**The exercise:**
Copy each entry as it stands, leaving nothing out.

**Exercise input:**
(begin)

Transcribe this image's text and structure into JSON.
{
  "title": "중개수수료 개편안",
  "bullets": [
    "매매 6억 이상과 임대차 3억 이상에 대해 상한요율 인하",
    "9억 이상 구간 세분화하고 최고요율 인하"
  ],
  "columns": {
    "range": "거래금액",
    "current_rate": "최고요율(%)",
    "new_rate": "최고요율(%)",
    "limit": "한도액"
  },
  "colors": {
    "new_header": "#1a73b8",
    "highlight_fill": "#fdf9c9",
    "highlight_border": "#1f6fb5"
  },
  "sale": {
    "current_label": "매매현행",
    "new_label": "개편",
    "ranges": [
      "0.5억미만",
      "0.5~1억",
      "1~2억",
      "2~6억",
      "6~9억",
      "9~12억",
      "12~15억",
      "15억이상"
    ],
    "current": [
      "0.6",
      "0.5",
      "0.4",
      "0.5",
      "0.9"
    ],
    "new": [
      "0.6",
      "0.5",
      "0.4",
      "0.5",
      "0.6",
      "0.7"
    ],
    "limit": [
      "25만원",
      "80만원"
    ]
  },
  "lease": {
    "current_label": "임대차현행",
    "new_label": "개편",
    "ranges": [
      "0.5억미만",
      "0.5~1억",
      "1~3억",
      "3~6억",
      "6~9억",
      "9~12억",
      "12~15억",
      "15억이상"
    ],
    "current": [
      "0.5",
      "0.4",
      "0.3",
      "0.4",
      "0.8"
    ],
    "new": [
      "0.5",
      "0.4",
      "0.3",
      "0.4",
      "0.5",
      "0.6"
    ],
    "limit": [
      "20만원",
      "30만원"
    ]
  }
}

(end)

**Solution for this problem:**
Transcribe this image's text and structure into JSON.
{
  "title": "중개수수료 개편안",
  "bullets": [
    "매매 6억 이상과 임대차 3억 이상에 대해 상한요율 인하",
    "9억 이상 구간 세분화하고 최고요율 인하"
  ],
  "columns": {
    "range": "거래금액",
    "current_rate": "최고요율(%)",
    "new_rate": "최고요율(%)",
    "limit": "한도액"
  },
  "colors": {
    "new_header": "#1a73b8",
    "highlight_fill": "#fdf9c9",
    "highlight_border": "#1f6fb5"
  },
  "sale": {
    "current_label": "매매현행",
    "new_label": "개편",
    "ranges": [
      "0.5억미만",
      "0.5~1억",
      "1~2억",
      "2~6억",
      "6~9억",
      "9~12억",
      "12~15억",
      "15억이상"
    ],
    "current": [
      "0.6",
      "0.5",
      "0.4",
      "0.5",
      "0.9"
    ],
    "new": [
      "0.6",
      "0.5",
      "0.4",
      "0.5",
      "0.6",
      "0.7"
    ],
    "limit": [
      "25만원",
      "80만원"
    ]
  },
  "lease": {
    "current_label": "임대차현행",
    "new_label": "개편",
    "ranges": [
      "0.5억미만",
      "0.5~1억",
      "1~3억",
      "3~6억",
      "6~9억",
      "9~12억",
      "12~15억",
      "15억이상"
    ],
    "current": [
      "0.5",
      "0.4",
      "0.3",
      "0.4",
      "0.8"
    ],
    "new": [
      "0.5",
      "0.4",
      "0.3",
      "0.4",
      "0.5",
      "0.6"
    ],
    "limit": [
      "20만원",
      "30만원"
    ]
  }
}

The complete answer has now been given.